═══ Document text ═══

CANBERRA’S inviting woodlands are becoming an important flight diversion for a species of parrot under threat, suffering one of Australia’s worse predation rates.
More than 50 swift parrots have been sighted around the Territory over the past week, as the critically-endangered bird migrates from Tasmania to mainland Australia looking for food ahead of settling anywhere from south-east Queensland to that state’s far north.
Researchers from ANU have found that there are fewer than 300 swift parrots left in the wild after previous estimates had the population count closer to an optimistic 2000 birds.
Demographic information suggest the species could be extinct by 2031 based on the results of genetic evidence of earlier studies.
“The harvesting of timber within a swift parrot habitat on the NSW south coast – and in Tasmania – is significantly impacting the long-term viability of the species,” Dr Debbie Saunders, from ANU, said.

═══ Dataset entries ═══

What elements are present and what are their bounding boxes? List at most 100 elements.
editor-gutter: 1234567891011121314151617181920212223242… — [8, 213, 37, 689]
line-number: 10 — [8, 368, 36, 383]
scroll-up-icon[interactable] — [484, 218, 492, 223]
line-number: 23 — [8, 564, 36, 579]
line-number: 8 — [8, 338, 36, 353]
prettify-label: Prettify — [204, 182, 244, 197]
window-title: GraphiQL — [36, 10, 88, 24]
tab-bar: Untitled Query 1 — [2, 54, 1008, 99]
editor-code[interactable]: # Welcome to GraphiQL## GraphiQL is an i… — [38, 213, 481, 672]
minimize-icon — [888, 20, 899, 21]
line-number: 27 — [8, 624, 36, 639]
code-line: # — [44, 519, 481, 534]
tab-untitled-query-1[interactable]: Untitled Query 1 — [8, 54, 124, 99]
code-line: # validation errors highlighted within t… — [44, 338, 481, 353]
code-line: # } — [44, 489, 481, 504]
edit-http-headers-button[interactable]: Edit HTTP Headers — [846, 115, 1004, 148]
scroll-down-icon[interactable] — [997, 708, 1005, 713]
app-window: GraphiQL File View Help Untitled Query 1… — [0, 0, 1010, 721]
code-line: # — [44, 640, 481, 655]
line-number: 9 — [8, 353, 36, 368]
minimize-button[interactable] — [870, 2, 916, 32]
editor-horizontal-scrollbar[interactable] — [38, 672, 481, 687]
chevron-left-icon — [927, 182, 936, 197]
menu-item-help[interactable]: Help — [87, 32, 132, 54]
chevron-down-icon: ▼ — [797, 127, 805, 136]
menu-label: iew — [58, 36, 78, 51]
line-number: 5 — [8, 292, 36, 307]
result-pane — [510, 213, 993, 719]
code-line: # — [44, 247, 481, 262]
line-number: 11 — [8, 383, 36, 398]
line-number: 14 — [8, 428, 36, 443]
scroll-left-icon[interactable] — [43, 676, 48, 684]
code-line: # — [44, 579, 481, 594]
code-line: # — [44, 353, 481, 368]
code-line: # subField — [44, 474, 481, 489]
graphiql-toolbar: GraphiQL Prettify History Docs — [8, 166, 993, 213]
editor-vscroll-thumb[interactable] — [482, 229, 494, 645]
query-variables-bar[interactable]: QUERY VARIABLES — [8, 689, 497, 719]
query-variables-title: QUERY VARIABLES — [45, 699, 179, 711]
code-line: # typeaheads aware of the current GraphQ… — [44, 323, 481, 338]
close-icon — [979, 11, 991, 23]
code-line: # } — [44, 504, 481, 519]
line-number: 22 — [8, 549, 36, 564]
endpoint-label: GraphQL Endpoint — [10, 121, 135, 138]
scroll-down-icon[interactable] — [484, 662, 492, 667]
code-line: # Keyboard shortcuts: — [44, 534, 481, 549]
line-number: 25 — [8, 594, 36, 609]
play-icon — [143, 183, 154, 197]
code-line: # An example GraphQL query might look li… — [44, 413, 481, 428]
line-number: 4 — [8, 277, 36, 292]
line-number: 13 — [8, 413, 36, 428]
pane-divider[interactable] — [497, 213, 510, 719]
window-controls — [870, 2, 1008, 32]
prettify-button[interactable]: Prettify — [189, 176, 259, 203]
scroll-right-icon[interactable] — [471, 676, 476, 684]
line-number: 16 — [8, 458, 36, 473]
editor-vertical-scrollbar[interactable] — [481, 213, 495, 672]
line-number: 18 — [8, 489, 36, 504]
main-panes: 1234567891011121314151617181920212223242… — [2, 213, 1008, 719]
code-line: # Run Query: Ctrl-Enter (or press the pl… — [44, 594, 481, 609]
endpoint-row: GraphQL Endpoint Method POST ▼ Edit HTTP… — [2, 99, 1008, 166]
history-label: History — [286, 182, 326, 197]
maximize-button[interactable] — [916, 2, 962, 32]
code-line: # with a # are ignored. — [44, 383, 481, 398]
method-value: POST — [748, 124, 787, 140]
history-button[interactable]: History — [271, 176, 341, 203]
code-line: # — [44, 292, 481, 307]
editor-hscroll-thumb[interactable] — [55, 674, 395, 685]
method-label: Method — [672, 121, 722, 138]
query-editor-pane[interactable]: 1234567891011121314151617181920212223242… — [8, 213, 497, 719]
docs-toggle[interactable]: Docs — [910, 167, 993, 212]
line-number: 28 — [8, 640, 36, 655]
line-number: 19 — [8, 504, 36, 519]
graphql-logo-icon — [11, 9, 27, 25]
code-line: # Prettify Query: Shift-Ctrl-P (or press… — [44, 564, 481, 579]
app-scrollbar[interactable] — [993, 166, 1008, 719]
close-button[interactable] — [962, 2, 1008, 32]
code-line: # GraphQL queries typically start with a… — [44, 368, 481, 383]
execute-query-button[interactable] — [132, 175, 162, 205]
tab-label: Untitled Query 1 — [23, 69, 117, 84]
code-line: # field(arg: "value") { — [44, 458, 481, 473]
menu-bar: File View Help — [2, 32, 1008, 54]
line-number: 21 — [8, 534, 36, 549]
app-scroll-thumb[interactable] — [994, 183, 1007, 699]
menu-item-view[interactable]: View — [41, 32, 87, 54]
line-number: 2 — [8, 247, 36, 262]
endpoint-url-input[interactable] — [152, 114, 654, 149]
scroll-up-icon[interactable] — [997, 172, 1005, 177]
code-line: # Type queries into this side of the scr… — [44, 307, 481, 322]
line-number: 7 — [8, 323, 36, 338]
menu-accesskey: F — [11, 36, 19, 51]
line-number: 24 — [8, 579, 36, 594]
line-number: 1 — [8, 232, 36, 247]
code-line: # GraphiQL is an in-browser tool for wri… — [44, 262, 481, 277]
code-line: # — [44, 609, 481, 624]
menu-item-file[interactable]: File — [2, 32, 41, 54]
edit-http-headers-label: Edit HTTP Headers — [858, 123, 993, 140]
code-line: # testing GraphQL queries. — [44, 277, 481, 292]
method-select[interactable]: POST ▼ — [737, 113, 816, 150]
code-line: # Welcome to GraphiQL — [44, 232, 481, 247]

═══

## Work order
Carry on the article about swift parrots in Canberra, starting after its final sentence. None of the data is needed here.

## Task output
“Swift parrots prefer foraging in big, older trees with natural hollows, so the logging of a mature habitat reduces both the availability and quality of food resources.”
The nomadic migrant is under threat from sugar gliders after the possum species hunts its prey where logging is most severe among Tasmania’s heavy operations of forestation.
Canberra is also considered a preferred option for the swift parrot while a winter habitat of the NSW south coast is being logged.
ACT Minister for the Environment Rebecca Vassarotti said authorities are very aware of the national environmental devastation that needs to be reversed urgently to save the parrot.
“The ACT has already taken proactive steps to conserve habitat for these parrots and other woodland-dependent species,” Ms Vassarotti said.
“We are managing and conserving the most intact woodland in Australia, including critically endangered Yellow Box – Blakely’s Red Gum Woodland.
“Logging represents the single biggest threat to the survival of the swift parrot in the wild.”
Ms Vassarotti has called on the Commonwealth to urgently improve Australia’s Environment Protection and Biodiversity Conservation Act.
Logging is largely exempt from the EPBC Act under a series of regional forestry agreements between federal government and the states.
Ms Vassarotti wants the Commonwealth to strengthen protections for native forests and remove the logging industry’s special exemption from national environmental law.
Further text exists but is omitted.